=== SELECTION ===

Brave Writer Podcast: Prepping Your Teen for Adulthood with Myah St. John
They grow up too fast. We hear that ominous statement the moment our first precious bundle arrives in our arms, but we realize its weight when that child becomes a teen! Talk about growing pains, right?!
Our podcast guest of honor, Myah St. John, wrote to me asking, “I’ve always loved the one-room school house model, but I find it slipping away. We need to meet my teen’s high school requirements, and also the needs of my younger children…Can you help?!”
In this podcast episode we discuss strategies for:
- Rekindling an enchanted education with your teen.
- Easing into your family’s evolving dynamic — without losing your mind!
- Embracing the discomfort of accommodating a teen testing limits.
- Allowing your teen to test-drive adulthood outside the home.
Tune in to hear how Myah applied my advice and whether it worked for her family.
What about preparing a child for adulthood?
High school is a “re-upping” moment, an “It All Counts Now” moment, when we have to reevaluate how our efforts support the education that will be scrutinized by college admissions or hiring managers. As homeschooling parents, that’s our challenge.

===

### REQUIREMENT 1
Answer these questions about the episode description above:
(a) Who is the guest of honor on the podcast?
(b) Which school model does the guest say she has always loved?
(c) According to the final paragraph, who will scrutinize the education a teen receives in high school?
### REQUIREMENT 2
Reproduce the episode description above, everything from "In this podcast" down to "child for adulthood?".

=== DATA SUPPLIED ===

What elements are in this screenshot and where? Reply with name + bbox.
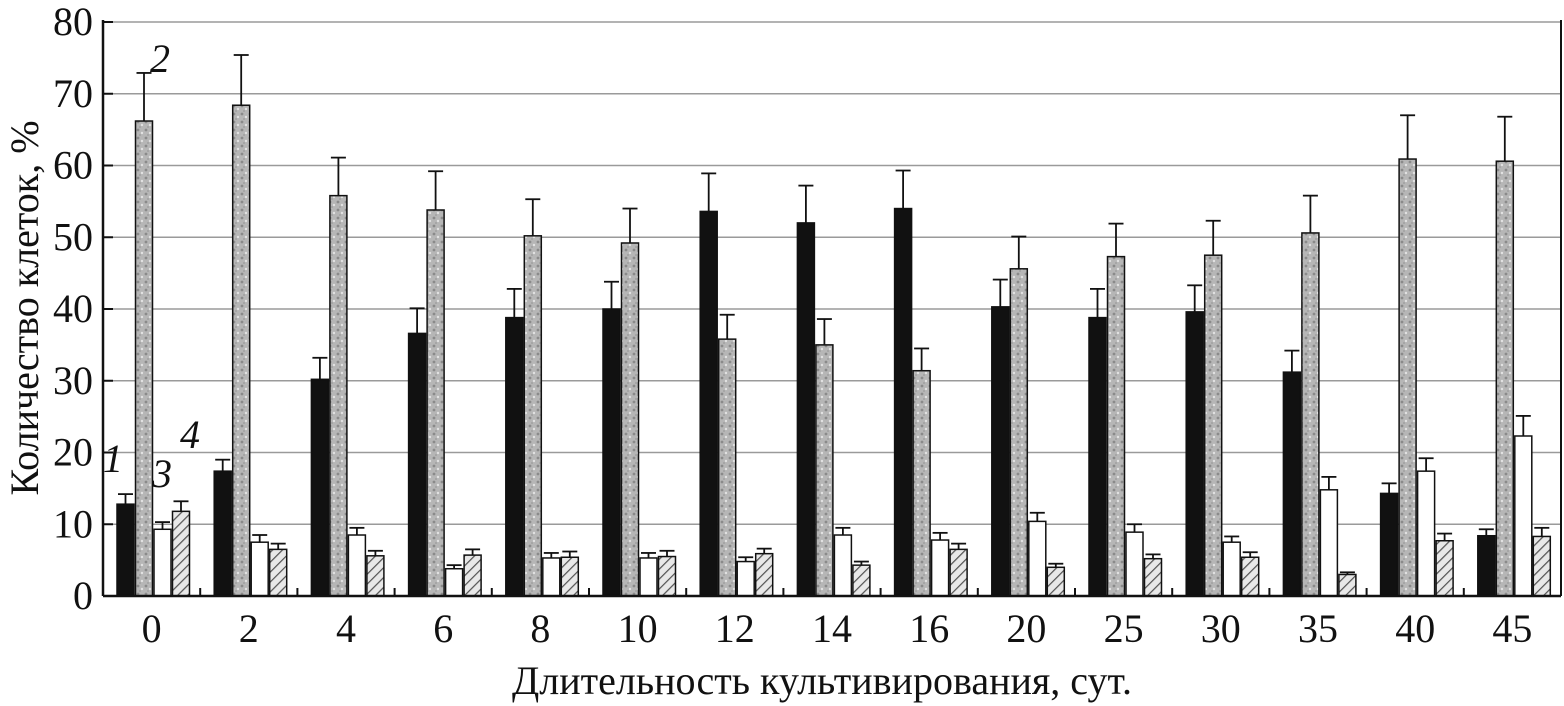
bar-s3-12 xyxy=(736,560,755,597)
series-label-1: 1 xyxy=(103,436,123,481)
bar-s2-2 xyxy=(231,104,251,597)
x-axis-title: Длительность культивирования, сут. xyxy=(512,658,1132,703)
bar-s1-0 xyxy=(116,503,135,597)
bar-s4-16 xyxy=(949,548,968,597)
bar-s2-35 xyxy=(1301,232,1320,597)
bar-s3-40 xyxy=(1416,470,1436,597)
y-tick-label: 20 xyxy=(53,430,93,475)
bar-s3-14 xyxy=(833,534,853,597)
x-tick-label-8: 8 xyxy=(530,606,550,651)
series-label-2: 2 xyxy=(150,36,170,81)
bar-s3-4 xyxy=(347,534,367,597)
bar-s4-12 xyxy=(754,552,774,597)
bar-s2-25 xyxy=(1106,255,1126,597)
bar-s3-2 xyxy=(250,541,269,597)
bar-s1-6 xyxy=(407,332,427,597)
y-tick-label: 10 xyxy=(53,501,93,546)
bar-s1-8 xyxy=(505,316,524,597)
bar-s4-35 xyxy=(1338,573,1357,597)
bar-s2-40 xyxy=(1398,158,1417,597)
bar-s4-8 xyxy=(560,556,580,597)
bar-s2-45 xyxy=(1495,160,1515,597)
bar-s1-20 xyxy=(991,306,1010,597)
bar-s4-25 xyxy=(1143,557,1163,597)
bar-s2-12 xyxy=(717,338,737,597)
y-tick-label: 50 xyxy=(53,214,93,259)
bar-s3-0 xyxy=(153,528,172,597)
bar-s3-16 xyxy=(930,539,950,597)
y-tick-label: 80 xyxy=(53,0,93,44)
bar-s1-35 xyxy=(1282,371,1302,597)
bar-s4-14 xyxy=(852,564,871,597)
bar-s2-16 xyxy=(912,369,931,597)
bar-s1-14 xyxy=(796,222,816,597)
bar-s3-45 xyxy=(1514,435,1533,597)
bar-s1-2 xyxy=(213,470,232,597)
bar-s3-35 xyxy=(1319,489,1339,597)
bar-s1-4 xyxy=(310,378,330,597)
x-tick-label-6: 6 xyxy=(433,606,453,651)
bars xyxy=(116,54,1552,597)
bar-s1-10 xyxy=(602,308,621,597)
x-tick-label-30: 30 xyxy=(1201,606,1241,651)
bar-s1-16 xyxy=(893,207,913,597)
bar-s4-10 xyxy=(657,555,677,597)
bar-s4-4 xyxy=(366,555,385,597)
bar-s1-45 xyxy=(1477,534,1496,597)
y-tick-label: 30 xyxy=(53,358,93,403)
bar-s2-0 xyxy=(134,120,154,597)
x-tick-label-25: 25 xyxy=(1104,606,1144,651)
bar-s3-6 xyxy=(444,567,464,597)
y-axis-title: Количество клеток, % xyxy=(2,120,47,495)
bar-s1-25 xyxy=(1088,316,1107,597)
bar-s1-12 xyxy=(699,210,718,597)
bar-s4-30 xyxy=(1240,556,1260,597)
x-tick-label-2: 2 xyxy=(239,606,259,651)
bar-s2-14 xyxy=(815,344,834,597)
bar-s3-25 xyxy=(1125,531,1144,597)
x-tick-label-16: 16 xyxy=(909,606,949,651)
x-tick-label-14: 14 xyxy=(812,606,852,651)
y-tick-label: 40 xyxy=(53,286,93,331)
axes xyxy=(101,20,1562,598)
bar-s3-10 xyxy=(639,557,658,597)
bar-s2-6 xyxy=(426,209,445,597)
bar-s4-6 xyxy=(463,554,482,597)
bar-s4-20 xyxy=(1046,566,1066,597)
bar-s4-0 xyxy=(171,510,191,597)
series-label-4: 4 xyxy=(180,412,200,457)
bar-s1-30 xyxy=(1185,311,1204,597)
x-tick-label-45: 45 xyxy=(1492,606,1532,651)
y-tick-label: 60 xyxy=(53,143,93,188)
x-tick-label-40: 40 xyxy=(1395,606,1435,651)
bar-s2-4 xyxy=(329,194,348,597)
bar-s4-45 xyxy=(1532,535,1552,597)
x-tick-label-0: 0 xyxy=(142,606,162,651)
bar-s4-40 xyxy=(1435,540,1454,597)
y-tick-label: 0 xyxy=(73,573,93,618)
y-tick-label: 70 xyxy=(53,71,93,116)
bar-s2-10 xyxy=(620,242,640,597)
x-tick-label-4: 4 xyxy=(336,606,356,651)
bar-s3-8 xyxy=(542,557,561,597)
bar-s2-8 xyxy=(523,235,543,597)
x-tick-label-35: 35 xyxy=(1298,606,1338,651)
x-tick-label-12: 12 xyxy=(715,606,755,651)
bar-s3-20 xyxy=(1028,520,1047,597)
bar-s4-2 xyxy=(268,548,288,597)
bar-s2-20 xyxy=(1009,268,1029,597)
bar-s1-40 xyxy=(1379,492,1399,597)
bar-s3-30 xyxy=(1222,541,1241,597)
x-tick-label-10: 10 xyxy=(618,606,658,651)
bar-s2-30 xyxy=(1203,254,1223,597)
x-tick-label-20: 20 xyxy=(1006,606,1046,651)
series-label-3: 3 xyxy=(151,451,172,496)
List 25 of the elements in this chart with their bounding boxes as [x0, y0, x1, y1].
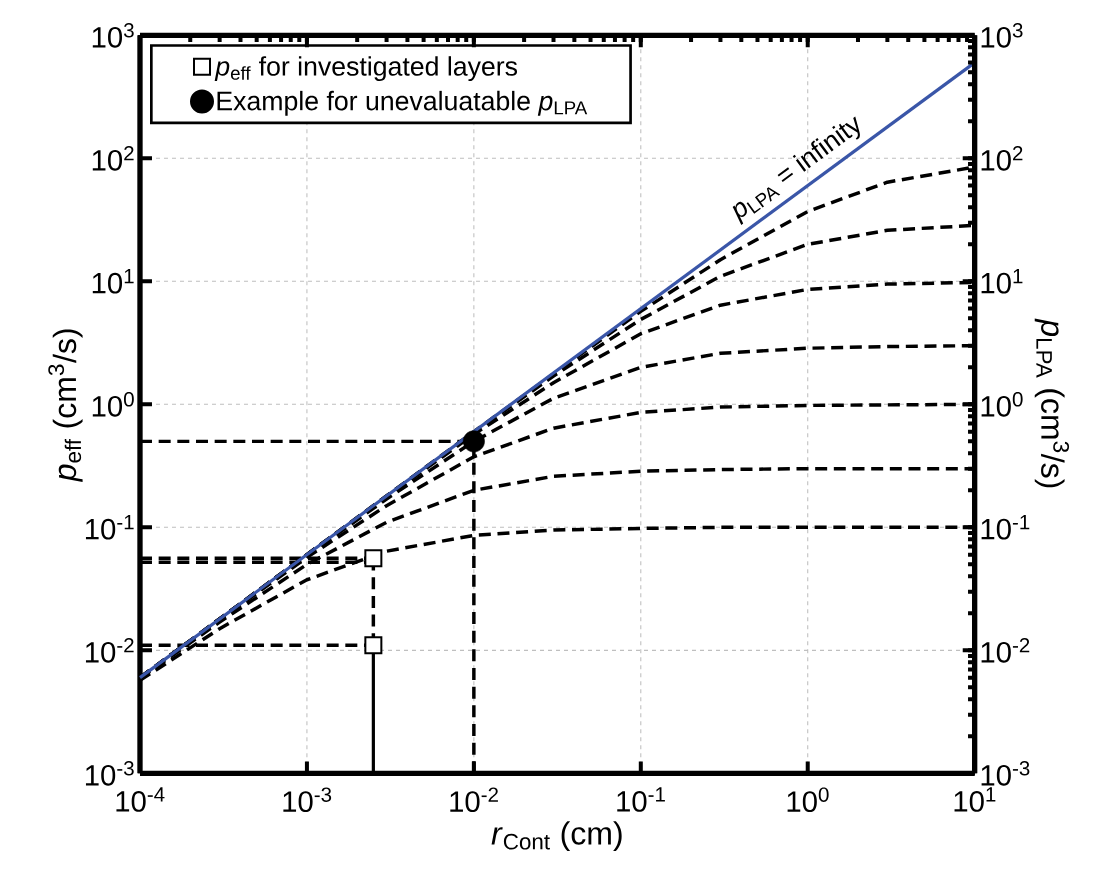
x-tick-label: 10$^{-2}$: [450, 787, 498, 813]
text: 10$^{1}$: [981, 269, 1023, 294]
text: 10$^{-1}$: [981, 515, 1030, 540]
y-tick-label: 10$^{2}$: [92, 146, 134, 171]
text: 10$^{-2}$: [981, 638, 1030, 663]
text: 10$^{3}$: [981, 23, 1023, 48]
text: 10$^{-3}$: [981, 761, 1030, 786]
x-tick-label: 10$^{1}$: [954, 787, 996, 812]
y-tick-label: 10$^{-1}$: [85, 515, 134, 540]
x-tick-label: 10$^{-4}$: [116, 787, 165, 812]
legend-label: p$_{eff}$ for investigated layers: [214, 56, 518, 82]
text: 10$^{2}$: [981, 146, 1023, 171]
x-tick-label: 10$^{-3}$: [283, 787, 332, 813]
y-tick-label: 10$^{-2}$: [85, 638, 134, 663]
y-axis-title: p$_{eff}$ (cm$^{3}$/s): [48, 329, 83, 483]
x-axis-title: r$_{Cont}$ (cm): [491, 821, 622, 852]
y-tick-label: 10$^{3}$: [92, 23, 134, 48]
x-tick-label: 10$^{0}$: [787, 787, 829, 813]
y-tick-label: 10$^{0}$: [92, 392, 134, 417]
text: 10$^{0}$: [981, 392, 1023, 417]
y-tick-label: 10$^{-3}$: [85, 761, 134, 786]
y-tick-label: 10$^{1}$: [92, 269, 134, 294]
y2-axis-title: p$_{LPA}$ (cm$^{3}$/s): [1034, 318, 1070, 488]
x-tick-label: 10$^{-1}$: [617, 787, 665, 812]
legend-label: Example for unevaluatable p$_{LPA}$: [217, 90, 588, 116]
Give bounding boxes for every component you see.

===

### COMPLETE ANSWER 1
(a) Myah St. John
(b) The one-room school house model
(c) College admissions or hiring managers

### COMPLETE ANSWER 2
In this podcast episode we discuss strategies for:
- Rekindling an enchanted education with your teen.
- Easing into your family’s evolving dynamic — without losing your mind!
- Embracing the discomfort of accommodating a teen testing limits.
- Allowing your teen to test-drive adulthood outside the home.
Tune in to hear how Myah applied my advice and whether it worked for her family.
What about preparing a child for adulthood?